** START OF Extracted entries **

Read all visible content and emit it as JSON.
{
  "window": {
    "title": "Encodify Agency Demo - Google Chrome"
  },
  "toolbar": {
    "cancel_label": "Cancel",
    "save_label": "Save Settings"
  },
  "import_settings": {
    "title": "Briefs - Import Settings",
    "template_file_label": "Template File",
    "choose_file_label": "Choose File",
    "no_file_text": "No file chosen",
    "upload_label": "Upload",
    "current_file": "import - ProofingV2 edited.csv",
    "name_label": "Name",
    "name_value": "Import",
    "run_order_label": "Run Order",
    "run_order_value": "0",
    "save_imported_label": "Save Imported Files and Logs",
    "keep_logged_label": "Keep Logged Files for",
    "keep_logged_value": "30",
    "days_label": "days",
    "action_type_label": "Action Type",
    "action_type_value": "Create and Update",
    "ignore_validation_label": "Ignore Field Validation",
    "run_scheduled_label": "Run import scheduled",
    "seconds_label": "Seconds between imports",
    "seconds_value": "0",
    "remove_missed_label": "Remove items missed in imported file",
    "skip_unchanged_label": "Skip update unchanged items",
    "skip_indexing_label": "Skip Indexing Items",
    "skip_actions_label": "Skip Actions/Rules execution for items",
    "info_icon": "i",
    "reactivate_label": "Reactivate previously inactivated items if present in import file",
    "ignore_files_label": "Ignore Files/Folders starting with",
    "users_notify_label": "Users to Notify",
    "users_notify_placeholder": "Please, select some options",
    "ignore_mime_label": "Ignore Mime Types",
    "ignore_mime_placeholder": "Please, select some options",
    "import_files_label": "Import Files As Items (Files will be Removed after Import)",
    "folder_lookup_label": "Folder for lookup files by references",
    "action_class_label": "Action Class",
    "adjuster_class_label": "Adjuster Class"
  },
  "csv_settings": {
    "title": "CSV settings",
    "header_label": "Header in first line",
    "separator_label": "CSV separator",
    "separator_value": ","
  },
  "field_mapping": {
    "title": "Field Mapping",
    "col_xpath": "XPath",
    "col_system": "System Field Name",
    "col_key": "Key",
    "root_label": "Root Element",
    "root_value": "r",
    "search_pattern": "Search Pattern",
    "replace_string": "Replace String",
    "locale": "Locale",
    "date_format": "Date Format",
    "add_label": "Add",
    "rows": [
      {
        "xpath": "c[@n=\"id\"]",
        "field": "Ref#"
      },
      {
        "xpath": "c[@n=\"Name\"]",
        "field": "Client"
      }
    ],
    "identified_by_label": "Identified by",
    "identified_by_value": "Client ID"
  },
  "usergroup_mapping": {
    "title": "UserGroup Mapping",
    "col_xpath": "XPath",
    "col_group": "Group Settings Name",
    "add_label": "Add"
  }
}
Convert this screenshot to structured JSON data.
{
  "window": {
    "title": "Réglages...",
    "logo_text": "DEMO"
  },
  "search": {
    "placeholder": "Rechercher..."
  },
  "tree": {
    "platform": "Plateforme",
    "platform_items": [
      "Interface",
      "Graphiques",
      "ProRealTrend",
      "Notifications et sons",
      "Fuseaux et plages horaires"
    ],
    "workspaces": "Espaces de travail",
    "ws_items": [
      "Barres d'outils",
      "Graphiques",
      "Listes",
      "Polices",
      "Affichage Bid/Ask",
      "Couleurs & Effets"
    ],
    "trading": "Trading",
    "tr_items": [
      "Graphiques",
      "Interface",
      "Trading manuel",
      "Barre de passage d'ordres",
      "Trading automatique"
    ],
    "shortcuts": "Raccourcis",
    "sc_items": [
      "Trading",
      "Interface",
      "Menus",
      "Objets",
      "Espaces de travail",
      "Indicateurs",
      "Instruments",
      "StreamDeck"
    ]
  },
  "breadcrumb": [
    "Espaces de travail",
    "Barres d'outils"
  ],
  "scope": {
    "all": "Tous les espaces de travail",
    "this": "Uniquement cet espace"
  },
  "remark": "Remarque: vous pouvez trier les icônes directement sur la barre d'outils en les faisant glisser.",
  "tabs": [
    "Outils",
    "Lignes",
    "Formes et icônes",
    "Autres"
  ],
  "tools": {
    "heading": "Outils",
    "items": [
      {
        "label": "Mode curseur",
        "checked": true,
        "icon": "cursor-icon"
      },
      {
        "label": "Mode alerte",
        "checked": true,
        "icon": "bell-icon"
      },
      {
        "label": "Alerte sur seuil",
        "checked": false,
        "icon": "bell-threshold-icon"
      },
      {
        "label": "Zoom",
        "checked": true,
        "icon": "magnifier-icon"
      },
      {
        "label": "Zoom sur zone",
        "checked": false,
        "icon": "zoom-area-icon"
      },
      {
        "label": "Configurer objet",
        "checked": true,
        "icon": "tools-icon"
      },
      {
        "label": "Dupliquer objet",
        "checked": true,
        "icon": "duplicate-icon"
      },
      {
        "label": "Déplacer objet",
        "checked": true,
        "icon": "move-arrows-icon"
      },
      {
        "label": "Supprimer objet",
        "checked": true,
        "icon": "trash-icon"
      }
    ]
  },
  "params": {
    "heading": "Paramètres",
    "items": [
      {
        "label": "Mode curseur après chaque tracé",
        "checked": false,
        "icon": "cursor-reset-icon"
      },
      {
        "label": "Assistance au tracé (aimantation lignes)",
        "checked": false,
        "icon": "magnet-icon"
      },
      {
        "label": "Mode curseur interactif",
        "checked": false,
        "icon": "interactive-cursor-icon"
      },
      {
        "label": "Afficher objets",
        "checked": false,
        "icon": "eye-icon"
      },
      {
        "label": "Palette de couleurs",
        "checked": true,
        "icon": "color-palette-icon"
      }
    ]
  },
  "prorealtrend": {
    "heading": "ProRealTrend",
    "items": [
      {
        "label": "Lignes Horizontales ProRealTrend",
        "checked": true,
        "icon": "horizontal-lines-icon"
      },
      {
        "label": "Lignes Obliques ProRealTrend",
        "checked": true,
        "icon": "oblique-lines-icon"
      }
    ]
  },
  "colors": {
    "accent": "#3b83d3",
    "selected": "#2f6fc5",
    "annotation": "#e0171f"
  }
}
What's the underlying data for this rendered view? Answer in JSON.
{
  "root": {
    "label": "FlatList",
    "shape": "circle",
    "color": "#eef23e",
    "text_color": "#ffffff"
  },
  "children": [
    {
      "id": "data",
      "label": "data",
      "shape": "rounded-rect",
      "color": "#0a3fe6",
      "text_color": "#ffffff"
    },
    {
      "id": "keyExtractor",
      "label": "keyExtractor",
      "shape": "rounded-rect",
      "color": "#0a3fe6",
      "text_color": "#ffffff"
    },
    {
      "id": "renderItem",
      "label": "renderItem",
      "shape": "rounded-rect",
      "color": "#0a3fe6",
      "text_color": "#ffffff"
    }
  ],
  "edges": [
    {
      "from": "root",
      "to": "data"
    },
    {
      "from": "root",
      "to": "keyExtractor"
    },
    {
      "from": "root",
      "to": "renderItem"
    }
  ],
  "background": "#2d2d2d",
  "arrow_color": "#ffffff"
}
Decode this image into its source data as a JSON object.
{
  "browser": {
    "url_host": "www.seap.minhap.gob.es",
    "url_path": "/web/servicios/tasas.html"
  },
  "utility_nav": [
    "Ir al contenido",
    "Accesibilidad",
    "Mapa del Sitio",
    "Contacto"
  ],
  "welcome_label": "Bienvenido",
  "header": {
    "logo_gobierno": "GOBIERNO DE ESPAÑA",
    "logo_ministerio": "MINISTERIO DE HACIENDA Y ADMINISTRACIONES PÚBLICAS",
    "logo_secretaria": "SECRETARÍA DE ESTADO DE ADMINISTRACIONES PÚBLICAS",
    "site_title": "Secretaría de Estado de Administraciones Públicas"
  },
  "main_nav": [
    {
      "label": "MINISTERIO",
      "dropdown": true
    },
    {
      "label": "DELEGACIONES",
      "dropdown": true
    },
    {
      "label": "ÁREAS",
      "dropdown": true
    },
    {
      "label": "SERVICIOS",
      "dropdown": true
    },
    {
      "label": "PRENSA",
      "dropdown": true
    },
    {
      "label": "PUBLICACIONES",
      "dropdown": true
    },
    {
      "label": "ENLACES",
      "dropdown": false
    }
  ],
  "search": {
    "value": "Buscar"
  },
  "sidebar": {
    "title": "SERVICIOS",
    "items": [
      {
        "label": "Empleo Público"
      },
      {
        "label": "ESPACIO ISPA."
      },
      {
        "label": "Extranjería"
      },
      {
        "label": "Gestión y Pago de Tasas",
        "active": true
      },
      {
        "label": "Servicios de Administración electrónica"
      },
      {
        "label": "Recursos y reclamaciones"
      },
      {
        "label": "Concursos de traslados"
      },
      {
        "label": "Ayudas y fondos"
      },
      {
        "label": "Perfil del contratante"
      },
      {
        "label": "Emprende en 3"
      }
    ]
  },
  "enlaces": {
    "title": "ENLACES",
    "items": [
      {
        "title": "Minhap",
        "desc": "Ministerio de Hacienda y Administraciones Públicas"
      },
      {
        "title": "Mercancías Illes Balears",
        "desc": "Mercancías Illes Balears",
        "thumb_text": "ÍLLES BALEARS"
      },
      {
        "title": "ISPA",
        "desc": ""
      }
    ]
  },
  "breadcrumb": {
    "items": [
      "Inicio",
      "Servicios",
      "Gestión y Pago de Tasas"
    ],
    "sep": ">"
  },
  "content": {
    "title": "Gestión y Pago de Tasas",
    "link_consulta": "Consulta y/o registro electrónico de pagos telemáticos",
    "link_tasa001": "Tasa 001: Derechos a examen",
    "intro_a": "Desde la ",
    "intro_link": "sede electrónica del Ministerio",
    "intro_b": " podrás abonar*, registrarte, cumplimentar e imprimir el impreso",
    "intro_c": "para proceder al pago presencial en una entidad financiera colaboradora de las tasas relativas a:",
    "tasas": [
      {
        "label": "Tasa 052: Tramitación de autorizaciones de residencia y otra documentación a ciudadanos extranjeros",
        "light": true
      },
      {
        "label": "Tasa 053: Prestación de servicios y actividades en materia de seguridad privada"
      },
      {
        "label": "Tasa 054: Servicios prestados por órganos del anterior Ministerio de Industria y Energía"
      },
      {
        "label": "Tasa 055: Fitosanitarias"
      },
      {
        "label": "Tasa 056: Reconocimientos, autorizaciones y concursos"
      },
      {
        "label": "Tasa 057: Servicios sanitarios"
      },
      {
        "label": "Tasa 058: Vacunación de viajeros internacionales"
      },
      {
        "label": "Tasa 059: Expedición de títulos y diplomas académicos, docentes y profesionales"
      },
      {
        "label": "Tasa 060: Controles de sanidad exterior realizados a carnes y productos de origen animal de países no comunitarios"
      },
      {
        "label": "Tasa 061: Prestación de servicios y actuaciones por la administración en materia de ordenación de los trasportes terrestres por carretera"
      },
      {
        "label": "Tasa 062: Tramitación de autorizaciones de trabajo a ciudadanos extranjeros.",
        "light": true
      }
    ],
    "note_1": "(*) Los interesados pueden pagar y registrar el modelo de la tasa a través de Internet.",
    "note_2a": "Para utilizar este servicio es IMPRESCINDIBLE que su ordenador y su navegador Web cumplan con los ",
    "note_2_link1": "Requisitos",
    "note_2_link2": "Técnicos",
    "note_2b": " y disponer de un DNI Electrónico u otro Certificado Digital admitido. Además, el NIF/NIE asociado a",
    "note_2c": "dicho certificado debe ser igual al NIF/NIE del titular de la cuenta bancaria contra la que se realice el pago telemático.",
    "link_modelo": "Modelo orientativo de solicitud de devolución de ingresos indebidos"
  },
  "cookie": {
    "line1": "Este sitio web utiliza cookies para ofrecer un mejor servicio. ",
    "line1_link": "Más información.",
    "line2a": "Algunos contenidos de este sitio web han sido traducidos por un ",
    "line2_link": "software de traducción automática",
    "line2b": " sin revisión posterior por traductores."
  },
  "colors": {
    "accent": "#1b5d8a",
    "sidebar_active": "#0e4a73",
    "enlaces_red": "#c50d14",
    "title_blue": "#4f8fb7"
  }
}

** END OF Extracted entries **

▶ _What is needed_:
Report only how many lines in the entries contain "options".

▶ _Answer for the task_:
2